Drop the pictures, then extract the listing word for word.
-- begin INPUT DATA --
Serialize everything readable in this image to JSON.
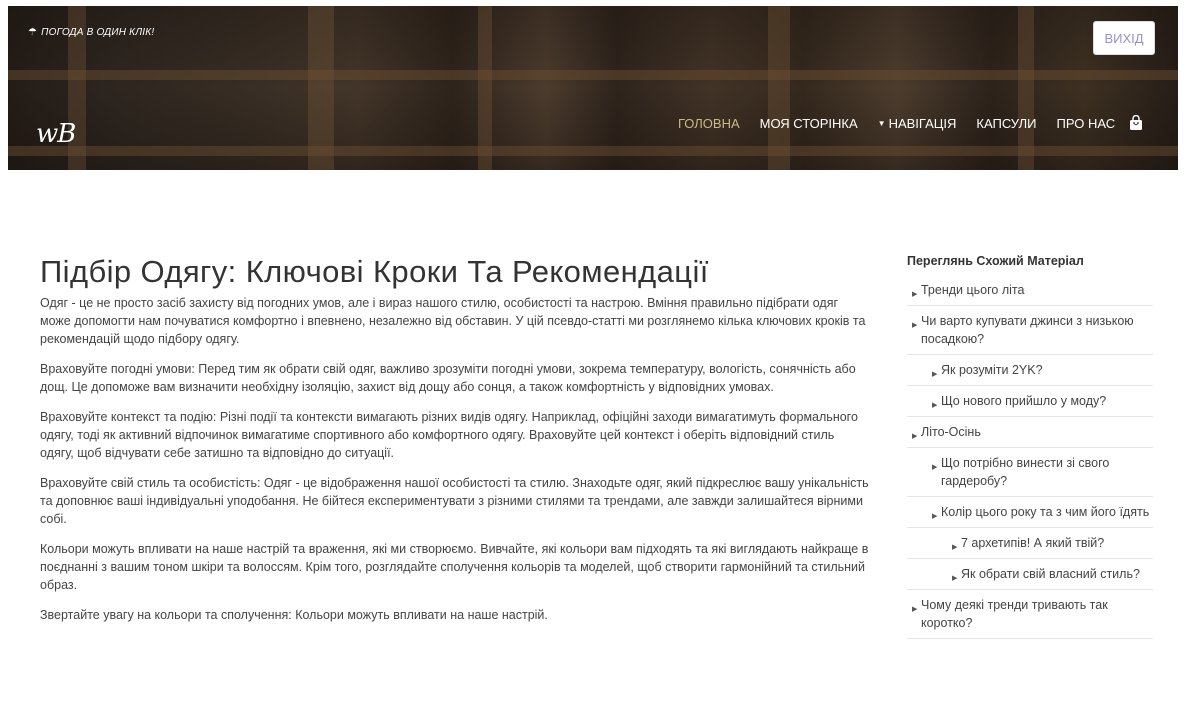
{
  "header": {
    "weather_link": "ПОГОДА В ОДИН КЛІК!",
    "logout_label": "ВИХІД",
    "logo_text": "wB",
    "nav": [
      {
        "label": "ГОЛОВНА",
        "active": true
      },
      {
        "label": "МОЯ СТОРІНКА",
        "active": false
      },
      {
        "label": "НАВІГАЦІЯ",
        "active": false,
        "dropdown": true
      },
      {
        "label": "КАПСУЛИ",
        "active": false
      },
      {
        "label": "ПРО НАС",
        "active": false
      }
    ],
    "cart_icon": "shopping-bag-icon"
  },
  "article": {
    "title": "Підбір Одягу: Ключові Кроки Та Рекомендації",
    "paragraphs": [
      "Одяг - це не просто засіб захисту від погодних умов, але і вираз нашого стилю, особистості та настрою. Вміння правильно підібрати одяг може допомогти нам почуватися комфортно і впевнено, незалежно від обставин. У цій псевдо-статті ми розглянемо кілька ключових кроків та рекомендацій щодо підбору одягу.",
      "Враховуйте погодні умови: Перед тим як обрати свій одяг, важливо зрозуміти погодні умови, зокрема температуру, вологість, сонячність або дощ. Це допоможе вам визначити необхідну ізоляцію, захист від дощу або сонця, а також комфортність у відповідних умовах.",
      "Враховуйте контекст та подію: Різні події та контексти вимагають різних видів одягу. Наприклад, офіційні заходи вимагатимуть формального одягу, тоді як активний відпочинок вимагатиме спортивного або комфортного одягу. Враховуйте цей контекст і оберіть відповідний стиль одягу, щоб відчувати себе затишно та відповідно до ситуації.",
      "Враховуйте свій стиль та особистість: Одяг - це відображення нашої особистості та стилю. Знаходьте одяг, який підкреслює вашу унікальність та доповнює ваші індивідуальні уподобання. Не бійтеся експериментувати з різними стилями та трендами, але завжди залишайтеся вірними собі.",
      "Кольори можуть впливати на наше настрій та враження, які ми створюємо. Вивчайте, які кольори вам підходять та які виглядають найкраще в поєднанні з вашим тоном шкіри та волоссям. Крім того, розглядайте сполучення кольорів та моделей, щоб створити гармонійний та стильний образ.",
      "Звертайте увагу на кольори та сполучення: Кольори можуть впливати на наше настрій."
    ]
  },
  "sidebar": {
    "heading": "Переглянь Схожий Матеріал",
    "items": [
      {
        "label": "Тренди цього літа",
        "level": 1
      },
      {
        "label": "Чи варто купувати джинси з низькою посадкою?",
        "level": 1
      },
      {
        "label": "Як розуміти 2YK?",
        "level": 2
      },
      {
        "label": "Що нового прийшло у моду?",
        "level": 2
      },
      {
        "label": "Літо-Осінь",
        "level": 1
      },
      {
        "label": "Що потрібно винести зі свого гардеробу?",
        "level": 2
      },
      {
        "label": "Колір цього року та з чим його їдять",
        "level": 2
      },
      {
        "label": "7 архетипів! А який твій?",
        "level": 3
      },
      {
        "label": "Як обрати свій власний стиль?",
        "level": 3
      },
      {
        "label": "Чому деякі тренди тривають так коротко?",
        "level": 1
      }
    ]
  },
  "colors": {
    "nav_active": "#c9b98a",
    "logout_text": "#9b8fc8"
  }
}
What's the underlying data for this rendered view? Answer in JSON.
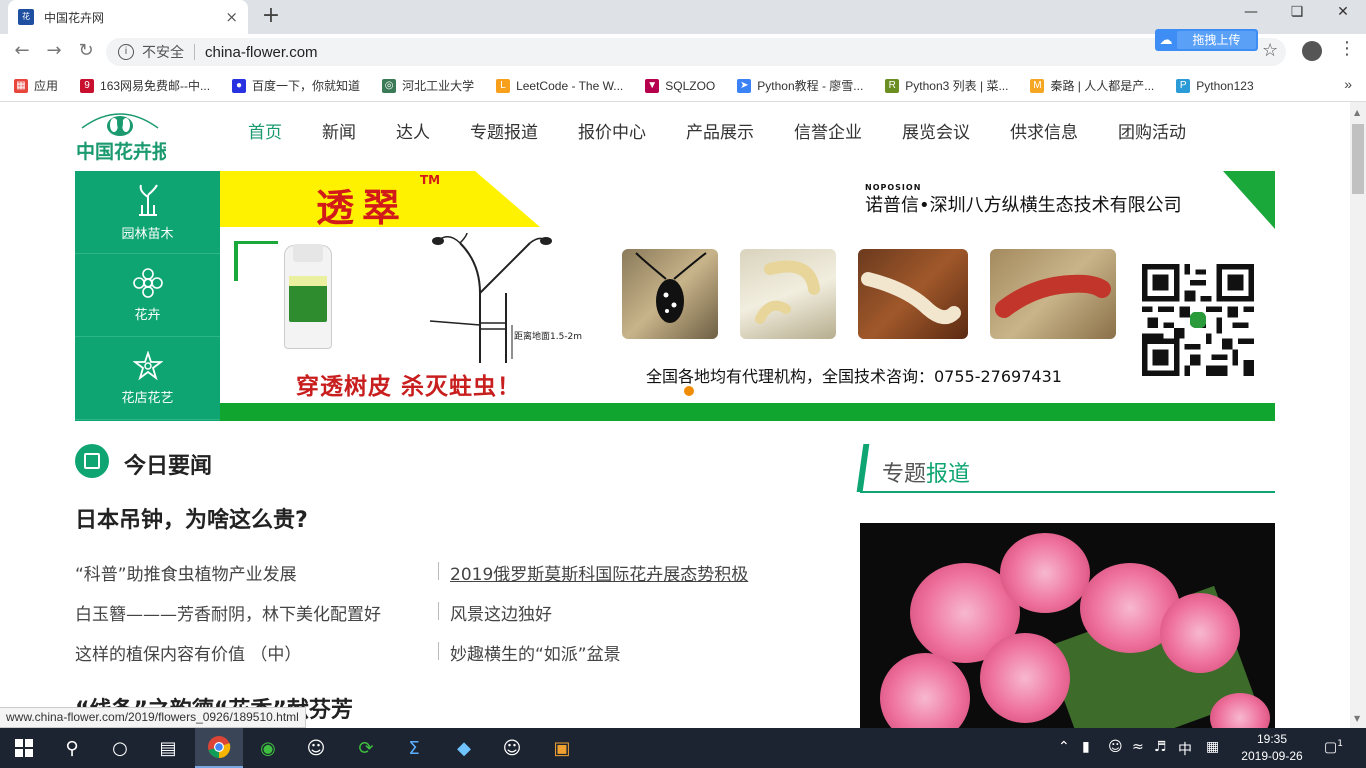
{
  "browser": {
    "tab_title": "中国花卉网",
    "tab_close": "×",
    "new_tab": "+",
    "security_label": "不安全",
    "url": "china-flower.com",
    "upload_label": "拖拽上传",
    "bookmarks": [
      {
        "label": "应用",
        "icon": "apps-grid-icon",
        "color": "#e8453c"
      },
      {
        "label": "163网易免费邮--中...",
        "icon": "mail-163-icon",
        "color": "#c8102e"
      },
      {
        "label": "百度一下，你就知道",
        "icon": "baidu-paw-icon",
        "color": "#2932e1"
      },
      {
        "label": "河北工业大学",
        "icon": "globe-icon",
        "color": "#3b7a57"
      },
      {
        "label": "LeetCode - The W...",
        "icon": "leetcode-icon",
        "color": "#f89f1b"
      },
      {
        "label": "SQLZOO",
        "icon": "sqlzoo-icon",
        "color": "#b5004e"
      },
      {
        "label": "Python教程 - 廖雪...",
        "icon": "rocket-icon",
        "color": "#3b82f6"
      },
      {
        "label": "Python3 列表 | 菜...",
        "icon": "runoob-icon",
        "color": "#6b8e23"
      },
      {
        "label": "秦路 | 人人都是产...",
        "icon": "zhihu-m-icon",
        "color": "#f5a623"
      },
      {
        "label": "Python123",
        "icon": "python123-icon",
        "color": "#2b9bd8"
      }
    ],
    "bookmarks_more": "»",
    "status_url": "www.china-flower.com/2019/flowers_0926/189510.html"
  },
  "site": {
    "nav": [
      "首页",
      "新闻",
      "达人",
      "专题报道",
      "报价中心",
      "产品展示",
      "信誉企业",
      "展览会议",
      "供求信息",
      "团购活动"
    ],
    "categories": [
      {
        "label": "园林苗木",
        "icon": "plant-icon"
      },
      {
        "label": "花卉",
        "icon": "flower-icon"
      },
      {
        "label": "花店花艺",
        "icon": "bouquet-icon"
      }
    ],
    "banner": {
      "title": "透翠",
      "trademark": "TM",
      "brand": "NOPOSION",
      "company": "诺普信•深圳八方纵横生态技术有限公司",
      "dist_label": "距离地面1.5-2m",
      "slogan": "穿透树皮 杀灭蛀虫！",
      "agent": "全国各地均有代理机构，全国技术咨询：0755-27697431"
    },
    "news": {
      "section_title": "今日要闻",
      "headline": "日本吊钟，为啥这么贵?",
      "left_items": [
        "“科普”助推食虫植物产业发展",
        "白玉簪———芳香耐阴，林下美化配置好",
        "这样的植保内容有价值 （中）"
      ],
      "right_items": [
        "2019俄罗斯莫斯科国际花卉展态势积极",
        "风景这边独好",
        "妙趣横生的“如派”盆景"
      ],
      "headline2": "“线条”之韵德“花香”献芬芳"
    },
    "topic": {
      "title_a": "专题",
      "title_b": "报道"
    }
  },
  "taskbar": {
    "ime": "中",
    "time": "19:35",
    "date": "2019-09-26",
    "notification_count": "1"
  },
  "colors": {
    "brand_green": "#0fa573",
    "banner_red": "#d21a1a",
    "banner_yellow": "#fff200"
  }
}
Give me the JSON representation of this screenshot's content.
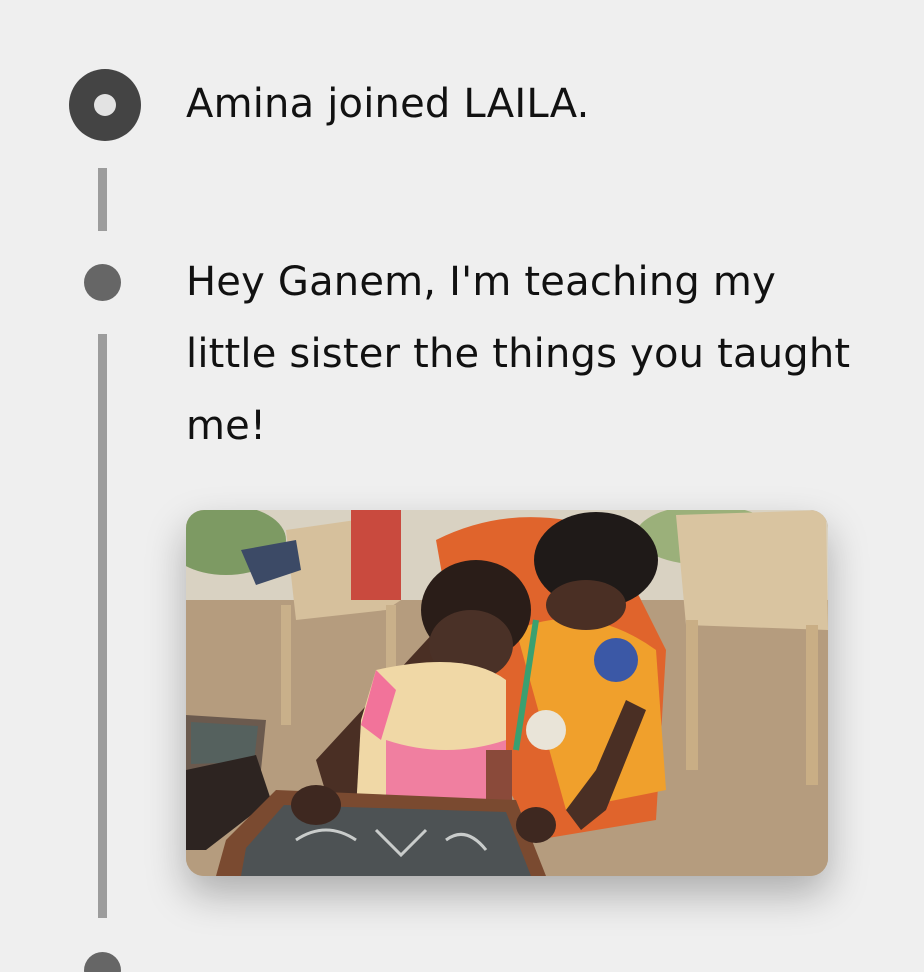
{
  "timeline": {
    "events": [
      {
        "text": "Amina joined LAILA."
      },
      {
        "text": "Hey Ganem, I'm teaching my little sister the things you taught me!",
        "photo": {
          "icon": "photo-of-woman-teaching-child-on-chalkboard"
        }
      }
    ]
  },
  "colors": {
    "background": "#efefef",
    "timeline_line": "#9c9c9c",
    "node_dark": "#444444",
    "node": "#666666",
    "text": "#111111"
  }
}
-- end INPUT DATA --
TASK SOLUTION =
Serialize everything readable in this image to JSON.
{
  "header": {
    "weather_link": "ПОГОДА В ОДИН КЛІК!",
    "logout_label": "ВИХІД",
    "logo_text": "wB",
    "nav": [
      {
        "label": "ГОЛОВНА",
        "active": true
      },
      {
        "label": "МОЯ СТОРІНКА",
        "active": false
      },
      {
        "label": "НАВІГАЦІЯ",
        "active": false,
        "dropdown": true
      },
      {
        "label": "КАПСУЛИ",
        "active": false
      },
      {
        "label": "ПРО НАС",
        "active": false
      }
    ],
    "cart_icon": "shopping-bag-icon"
  },
  "article": {
    "title": "Підбір Одягу: Ключові Кроки Та Рекомендації",
    "paragraphs": [
      "Одяг - це не просто засіб захисту від погодних умов, але і вираз нашого стилю, особистості та настрою. Вміння правильно підібрати одяг може допомогти нам почуватися комфортно і впевнено, незалежно від обставин. У цій псевдо-статті ми розглянемо кілька ключових кроків та рекомендацій щодо підбору одягу.",
      "Враховуйте погодні умови: Перед тим як обрати свій одяг, важливо зрозуміти погодні умови, зокрема температуру, вологість, сонячність або дощ. Це допоможе вам визначити необхідну ізоляцію, захист від дощу або сонця, а також комфортність у відповідних умовах.",
      "Враховуйте контекст та подію: Різні події та контексти вимагають різних видів одягу. Наприклад, офіційні заходи вимагатимуть формального одягу, тоді як активний відпочинок вимагатиме спортивного або комфортного одягу. Враховуйте цей контекст і оберіть відповідний стиль одягу, щоб відчувати себе затишно та відповідно до ситуації.",
      "Враховуйте свій стиль та особистість: Одяг - це відображення нашої особистості та стилю. Знаходьте одяг, який підкреслює вашу унікальність та доповнює ваші індивідуальні уподобання. Не бійтеся експериментувати з різними стилями та трендами, але завжди залишайтеся вірними собі.",
      "Кольори можуть впливати на наше настрій та враження, які ми створюємо. Вивчайте, які кольори вам підходять та які виглядають найкраще в поєднанні з вашим тоном шкіри та волоссям. Крім того, розглядайте сполучення кольорів та моделей, щоб створити гармонійний та стильний образ.",
      "Звертайте увагу на кольори та сполучення: Кольори можуть впливати на наше настрій."
    ]
  },
  "sidebar": {
    "heading": "Переглянь Схожий Матеріал",
    "items": [
      {
        "label": "Тренди цього літа",
        "level": 1
      },
      {
        "label": "Чи варто купувати джинси з низькою посадкою?",
        "level": 1
      },
      {
        "label": "Як розуміти 2YK?",
        "level": 2
      },
      {
        "label": "Що нового прийшло у моду?",
        "level": 2
      },
      {
        "label": "Літо-Осінь",
        "level": 1
      },
      {
        "label": "Що потрібно винести зі свого гардеробу?",
        "level": 2
      },
      {
        "label": "Колір цього року та з чим його їдять",
        "level": 2
      },
      {
        "label": "7 архетипів! А який твій?",
        "level": 3
      },
      {
        "label": "Як обрати свій власний стиль?",
        "level": 3
      },
      {
        "label": "Чому деякі тренди тривають так коротко?",
        "level": 1
      }
    ]
  },
  "colors": {
    "nav_active": "#c9b98a",
    "logout_text": "#9b8fc8"
  }
}
What's the underlying data for this rendered view? Answer in JSON.
{
  "browser": {
    "tab_title": "中国花卉网",
    "tab_close": "×",
    "new_tab": "+",
    "security_label": "不安全",
    "url": "china-flower.com",
    "upload_label": "拖拽上传",
    "bookmarks": [
      {
        "label": "应用",
        "icon": "apps-grid-icon",
        "color": "#e8453c"
      },
      {
        "label": "163网易免费邮--中...",
        "icon": "mail-163-icon",
        "color": "#c8102e"
      },
      {
        "label": "百度一下，你就知道",
        "icon": "baidu-paw-icon",
        "color": "#2932e1"
      },
      {
        "label": "河北工业大学",
        "icon": "globe-icon",
        "color": "#3b7a57"
      },
      {
        "label": "LeetCode - The W...",
        "icon": "leetcode-icon",
        "color": "#f89f1b"
      },
      {
        "label": "SQLZOO",
        "icon": "sqlzoo-icon",
        "color": "#b5004e"
      },
      {
        "label": "Python教程 - 廖雪...",
        "icon": "rocket-icon",
        "color": "#3b82f6"
      },
      {
        "label": "Python3 列表 | 菜...",
        "icon": "runoob-icon",
        "color": "#6b8e23"
      },
      {
        "label": "秦路 | 人人都是产...",
        "icon": "zhihu-m-icon",
        "color": "#f5a623"
      },
      {
        "label": "Python123",
        "icon": "python123-icon",
        "color": "#2b9bd8"
      }
    ],
    "bookmarks_more": "»",
    "status_url": "www.china-flower.com/2019/flowers_0926/189510.html"
  },
  "site": {
    "nav": [
      "首页",
      "新闻",
      "达人",
      "专题报道",
      "报价中心",
      "产品展示",
      "信誉企业",
      "展览会议",
      "供求信息",
      "团购活动"
    ],
    "categories": [
      {
        "label": "园林苗木",
        "icon": "plant-icon"
      },
      {
        "label": "花卉",
        "icon": "flower-icon"
      },
      {
        "label": "花店花艺",
        "icon": "bouquet-icon"
      }
    ],
    "banner": {
      "title": "透翠",
      "trademark": "TM",
      "brand": "NOPOSION",
      "company": "诺普信•深圳八方纵横生态技术有限公司",
      "dist_label": "距离地面1.5-2m",
      "slogan": "穿透树皮 杀灭蛀虫！",
      "agent": "全国各地均有代理机构，全国技术咨询：0755-27697431"
    },
    "news": {
      "section_title": "今日要闻",
      "headline": "日本吊钟，为啥这么贵?",
      "left_items": [
        "“科普”助推食虫植物产业发展",
        "白玉簪———芳香耐阴，林下美化配置好",
        "这样的植保内容有价值 （中）"
      ],
      "right_items": [
        "2019俄罗斯莫斯科国际花卉展态势积极",
        "风景这边独好",
        "妙趣横生的“如派”盆景"
      ],
      "headline2": "“线条”之韵德“花香”献芬芳"
    },
    "topic": {
      "title_a": "专题",
      "title_b": "报道"
    }
  },
  "taskbar": {
    "ime": "中",
    "time": "19:35",
    "date": "2019-09-26",
    "notification_count": "1"
  },
  "colors": {
    "brand_green": "#0fa573",
    "banner_red": "#d21a1a",
    "banner_yellow": "#fff200"
  }
}
Give me the JSON representation of this screenshot's content.
{
  "timeline": {
    "events": [
      {
        "text": "Amina joined LAILA."
      },
      {
        "text": "Hey Ganem, I'm teaching my little sister the things you taught me!",
        "photo": {
          "icon": "photo-of-woman-teaching-child-on-chalkboard"
        }
      }
    ]
  },
  "colors": {
    "background": "#efefef",
    "timeline_line": "#9c9c9c",
    "node_dark": "#444444",
    "node": "#666666",
    "text": "#111111"
  }
}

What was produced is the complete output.